Your task is to repeat the listing exactly.

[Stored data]
━━━━━━
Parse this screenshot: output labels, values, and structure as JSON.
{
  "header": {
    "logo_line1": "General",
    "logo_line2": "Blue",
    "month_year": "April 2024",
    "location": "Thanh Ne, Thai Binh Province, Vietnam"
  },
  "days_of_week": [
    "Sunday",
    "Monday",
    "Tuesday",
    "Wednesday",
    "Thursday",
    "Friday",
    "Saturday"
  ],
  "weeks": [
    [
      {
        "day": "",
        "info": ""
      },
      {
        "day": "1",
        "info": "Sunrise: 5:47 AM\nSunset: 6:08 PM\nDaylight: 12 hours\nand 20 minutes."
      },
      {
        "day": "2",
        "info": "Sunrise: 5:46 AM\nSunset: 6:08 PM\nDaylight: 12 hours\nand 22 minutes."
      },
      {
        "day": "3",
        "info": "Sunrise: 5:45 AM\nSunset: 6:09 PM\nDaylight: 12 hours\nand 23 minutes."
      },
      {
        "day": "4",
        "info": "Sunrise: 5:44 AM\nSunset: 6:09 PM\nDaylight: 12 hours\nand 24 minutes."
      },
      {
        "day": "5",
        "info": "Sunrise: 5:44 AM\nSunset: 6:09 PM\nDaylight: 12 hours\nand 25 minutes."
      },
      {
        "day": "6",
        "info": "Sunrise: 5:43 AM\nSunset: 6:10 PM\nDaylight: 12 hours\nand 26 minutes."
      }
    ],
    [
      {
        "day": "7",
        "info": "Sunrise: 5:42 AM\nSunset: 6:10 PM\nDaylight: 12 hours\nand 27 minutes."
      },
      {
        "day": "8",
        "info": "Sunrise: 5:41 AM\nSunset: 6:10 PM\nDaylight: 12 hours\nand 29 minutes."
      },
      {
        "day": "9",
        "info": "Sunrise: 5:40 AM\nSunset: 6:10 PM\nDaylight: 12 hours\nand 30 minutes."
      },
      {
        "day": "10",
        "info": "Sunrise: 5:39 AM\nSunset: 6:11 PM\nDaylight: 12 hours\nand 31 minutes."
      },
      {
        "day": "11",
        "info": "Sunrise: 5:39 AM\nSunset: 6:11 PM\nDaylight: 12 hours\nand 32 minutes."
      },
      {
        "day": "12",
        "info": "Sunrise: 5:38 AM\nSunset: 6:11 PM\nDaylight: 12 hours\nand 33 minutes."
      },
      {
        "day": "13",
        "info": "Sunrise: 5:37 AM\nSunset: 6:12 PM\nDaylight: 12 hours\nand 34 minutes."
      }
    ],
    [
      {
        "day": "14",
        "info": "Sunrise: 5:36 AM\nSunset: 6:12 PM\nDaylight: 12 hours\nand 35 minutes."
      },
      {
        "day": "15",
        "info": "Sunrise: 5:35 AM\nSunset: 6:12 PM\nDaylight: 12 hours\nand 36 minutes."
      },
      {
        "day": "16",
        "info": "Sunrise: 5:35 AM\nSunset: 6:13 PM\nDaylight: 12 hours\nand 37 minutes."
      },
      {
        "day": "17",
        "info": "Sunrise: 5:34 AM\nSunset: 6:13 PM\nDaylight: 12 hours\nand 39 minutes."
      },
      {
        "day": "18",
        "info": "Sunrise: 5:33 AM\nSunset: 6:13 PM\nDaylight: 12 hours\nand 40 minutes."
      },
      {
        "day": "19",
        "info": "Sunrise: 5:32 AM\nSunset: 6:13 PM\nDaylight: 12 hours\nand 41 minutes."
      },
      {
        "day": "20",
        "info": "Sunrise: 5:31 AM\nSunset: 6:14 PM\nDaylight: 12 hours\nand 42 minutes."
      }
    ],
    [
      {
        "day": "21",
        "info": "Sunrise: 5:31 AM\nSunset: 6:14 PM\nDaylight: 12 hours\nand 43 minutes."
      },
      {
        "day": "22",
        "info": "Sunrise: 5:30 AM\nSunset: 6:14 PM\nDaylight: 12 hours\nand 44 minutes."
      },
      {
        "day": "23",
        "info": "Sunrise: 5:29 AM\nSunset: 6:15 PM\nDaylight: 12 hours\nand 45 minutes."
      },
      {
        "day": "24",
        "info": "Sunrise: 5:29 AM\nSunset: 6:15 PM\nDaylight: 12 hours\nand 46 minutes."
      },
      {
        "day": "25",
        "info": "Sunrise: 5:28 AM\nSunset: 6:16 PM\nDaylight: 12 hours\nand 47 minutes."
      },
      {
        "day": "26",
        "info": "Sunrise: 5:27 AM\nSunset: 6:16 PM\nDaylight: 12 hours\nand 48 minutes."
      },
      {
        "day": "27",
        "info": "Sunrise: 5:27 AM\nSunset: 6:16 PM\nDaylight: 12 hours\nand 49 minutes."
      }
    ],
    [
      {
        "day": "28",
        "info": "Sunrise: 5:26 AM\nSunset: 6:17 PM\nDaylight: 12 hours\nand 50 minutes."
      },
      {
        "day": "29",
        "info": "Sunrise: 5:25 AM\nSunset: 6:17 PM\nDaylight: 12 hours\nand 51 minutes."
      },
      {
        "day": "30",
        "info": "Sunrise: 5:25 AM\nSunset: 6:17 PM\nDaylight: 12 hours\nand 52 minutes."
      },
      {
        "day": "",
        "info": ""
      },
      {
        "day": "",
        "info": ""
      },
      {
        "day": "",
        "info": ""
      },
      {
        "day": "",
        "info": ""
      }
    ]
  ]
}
━━━━━━
The output
Parse this screenshot: output labels, values, and structure as JSON.
{
  "header": {
    "logo_line1": "General",
    "logo_line2": "Blue",
    "month_year": "April 2024",
    "location": "Thanh Ne, Thai Binh Province, Vietnam"
  },
  "days_of_week": [
    "Sunday",
    "Monday",
    "Tuesday",
    "Wednesday",
    "Thursday",
    "Friday",
    "Saturday"
  ],
  "weeks": [
    [
      {
        "day": "",
        "info": ""
      },
      {
        "day": "1",
        "info": "Sunrise: 5:47 AM\nSunset: 6:08 PM\nDaylight: 12 hours\nand 20 minutes."
      },
      {
        "day": "2",
        "info": "Sunrise: 5:46 AM\nSunset: 6:08 PM\nDaylight: 12 hours\nand 22 minutes."
      },
      {
        "day": "3",
        "info": "Sunrise: 5:45 AM\nSunset: 6:09 PM\nDaylight: 12 hours\nand 23 minutes."
      },
      {
        "day": "4",
        "info": "Sunrise: 5:44 AM\nSunset: 6:09 PM\nDaylight: 12 hours\nand 24 minutes."
      },
      {
        "day": "5",
        "info": "Sunrise: 5:44 AM\nSunset: 6:09 PM\nDaylight: 12 hours\nand 25 minutes."
      },
      {
        "day": "6",
        "info": "Sunrise: 5:43 AM\nSunset: 6:10 PM\nDaylight: 12 hours\nand 26 minutes."
      }
    ],
    [
      {
        "day": "7",
        "info": "Sunrise: 5:42 AM\nSunset: 6:10 PM\nDaylight: 12 hours\nand 27 minutes."
      },
      {
        "day": "8",
        "info": "Sunrise: 5:41 AM\nSunset: 6:10 PM\nDaylight: 12 hours\nand 29 minutes."
      },
      {
        "day": "9",
        "info": "Sunrise: 5:40 AM\nSunset: 6:10 PM\nDaylight: 12 hours\nand 30 minutes."
      },
      {
        "day": "10",
        "info": "Sunrise: 5:39 AM\nSunset: 6:11 PM\nDaylight: 12 hours\nand 31 minutes."
      },
      {
        "day": "11",
        "info": "Sunrise: 5:39 AM\nSunset: 6:11 PM\nDaylight: 12 hours\nand 32 minutes."
      },
      {
        "day": "12",
        "info": "Sunrise: 5:38 AM\nSunset: 6:11 PM\nDaylight: 12 hours\nand 33 minutes."
      },
      {
        "day": "13",
        "info": "Sunrise: 5:37 AM\nSunset: 6:12 PM\nDaylight: 12 hours\nand 34 minutes."
      }
    ],
    [
      {
        "day": "14",
        "info": "Sunrise: 5:36 AM\nSunset: 6:12 PM\nDaylight: 12 hours\nand 35 minutes."
      },
      {
        "day": "15",
        "info": "Sunrise: 5:35 AM\nSunset: 6:12 PM\nDaylight: 12 hours\nand 36 minutes."
      },
      {
        "day": "16",
        "info": "Sunrise: 5:35 AM\nSunset: 6:13 PM\nDaylight: 12 hours\nand 37 minutes."
      },
      {
        "day": "17",
        "info": "Sunrise: 5:34 AM\nSunset: 6:13 PM\nDaylight: 12 hours\nand 39 minutes."
      },
      {
        "day": "18",
        "info": "Sunrise: 5:33 AM\nSunset: 6:13 PM\nDaylight: 12 hours\nand 40 minutes."
      },
      {
        "day": "19",
        "info": "Sunrise: 5:32 AM\nSunset: 6:13 PM\nDaylight: 12 hours\nand 41 minutes."
      },
      {
        "day": "20",
        "info": "Sunrise: 5:31 AM\nSunset: 6:14 PM\nDaylight: 12 hours\nand 42 minutes."
      }
    ],
    [
      {
        "day": "21",
        "info": "Sunrise: 5:31 AM\nSunset: 6:14 PM\nDaylight: 12 hours\nand 43 minutes."
      },
      {
        "day": "22",
        "info": "Sunrise: 5:30 AM\nSunset: 6:14 PM\nDaylight: 12 hours\nand 44 minutes."
      },
      {
        "day": "23",
        "info": "Sunrise: 5:29 AM\nSunset: 6:15 PM\nDaylight: 12 hours\nand 45 minutes."
      },
      {
        "day": "24",
        "info": "Sunrise: 5:29 AM\nSunset: 6:15 PM\nDaylight: 12 hours\nand 46 minutes."
      },
      {
        "day": "25",
        "info": "Sunrise: 5:28 AM\nSunset: 6:16 PM\nDaylight: 12 hours\nand 47 minutes."
      },
      {
        "day": "26",
        "info": "Sunrise: 5:27 AM\nSunset: 6:16 PM\nDaylight: 12 hours\nand 48 minutes."
      },
      {
        "day": "27",
        "info": "Sunrise: 5:27 AM\nSunset: 6:16 PM\nDaylight: 12 hours\nand 49 minutes."
      }
    ],
    [
      {
        "day": "28",
        "info": "Sunrise: 5:26 AM\nSunset: 6:17 PM\nDaylight: 12 hours\nand 50 minutes."
      },
      {
        "day": "29",
        "info": "Sunrise: 5:25 AM\nSunset: 6:17 PM\nDaylight: 12 hours\nand 51 minutes."
      },
      {
        "day": "30",
        "info": "Sunrise: 5:25 AM\nSunset: 6:17 PM\nDaylight: 12 hours\nand 52 minutes."
      },
      {
        "day": "",
        "info": ""
      },
      {
        "day": "",
        "info": ""
      },
      {
        "day": "",
        "info": ""
      },
      {
        "day": "",
        "info": ""
      }
    ]
  ]
}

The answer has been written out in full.